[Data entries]
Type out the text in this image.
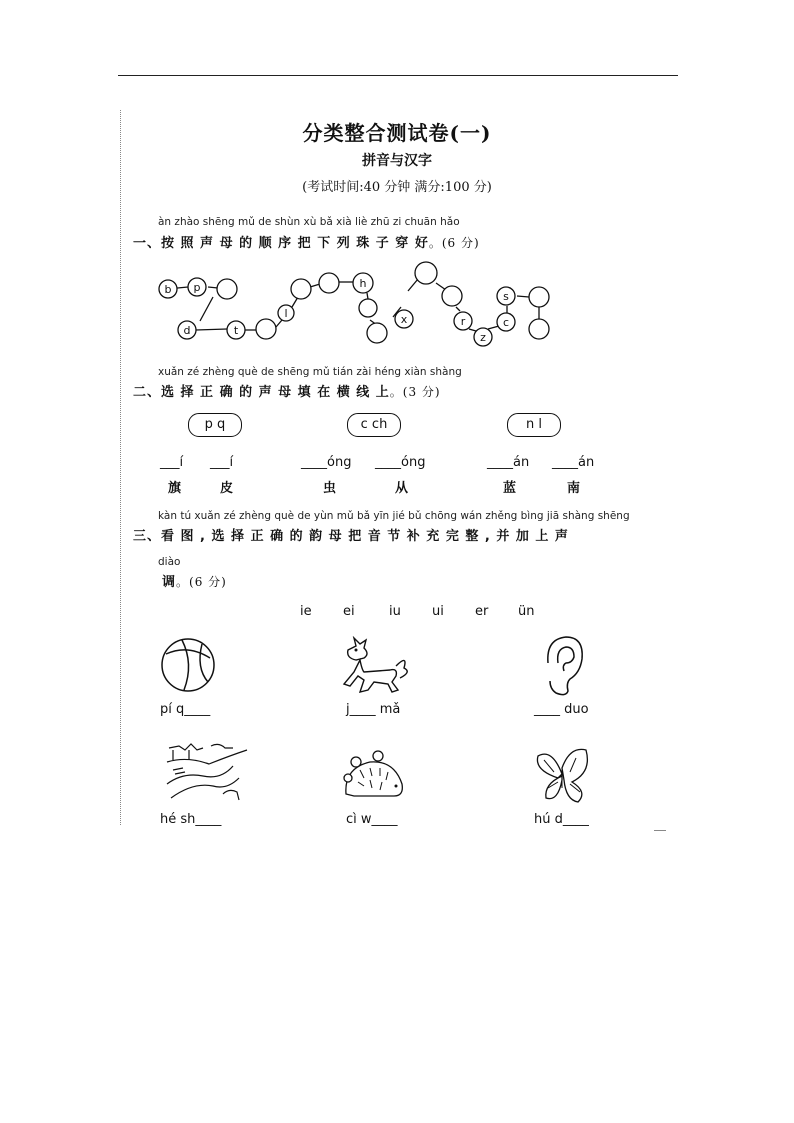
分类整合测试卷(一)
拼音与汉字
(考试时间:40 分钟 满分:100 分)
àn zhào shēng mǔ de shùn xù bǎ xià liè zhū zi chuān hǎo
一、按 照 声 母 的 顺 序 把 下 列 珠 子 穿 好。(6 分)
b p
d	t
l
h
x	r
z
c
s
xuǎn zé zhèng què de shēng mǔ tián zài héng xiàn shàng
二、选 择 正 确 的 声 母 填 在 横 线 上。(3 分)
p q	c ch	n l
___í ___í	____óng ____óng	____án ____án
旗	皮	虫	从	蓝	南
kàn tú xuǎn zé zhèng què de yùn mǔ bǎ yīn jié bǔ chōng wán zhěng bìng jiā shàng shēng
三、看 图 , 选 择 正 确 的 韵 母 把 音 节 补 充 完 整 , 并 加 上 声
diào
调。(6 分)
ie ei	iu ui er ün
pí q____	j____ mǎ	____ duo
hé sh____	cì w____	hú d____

● **What the task requires**: In the listing, find each line with the string "shàng" and copy it.

● **The output**:
xuǎn zé zhèng què de shēng mǔ tián zài héng xiàn shàng
kàn tú xuǎn zé zhèng què de yùn mǔ bǎ yīn jié bǔ chōng wán zhěng bìng jiā shàng shēng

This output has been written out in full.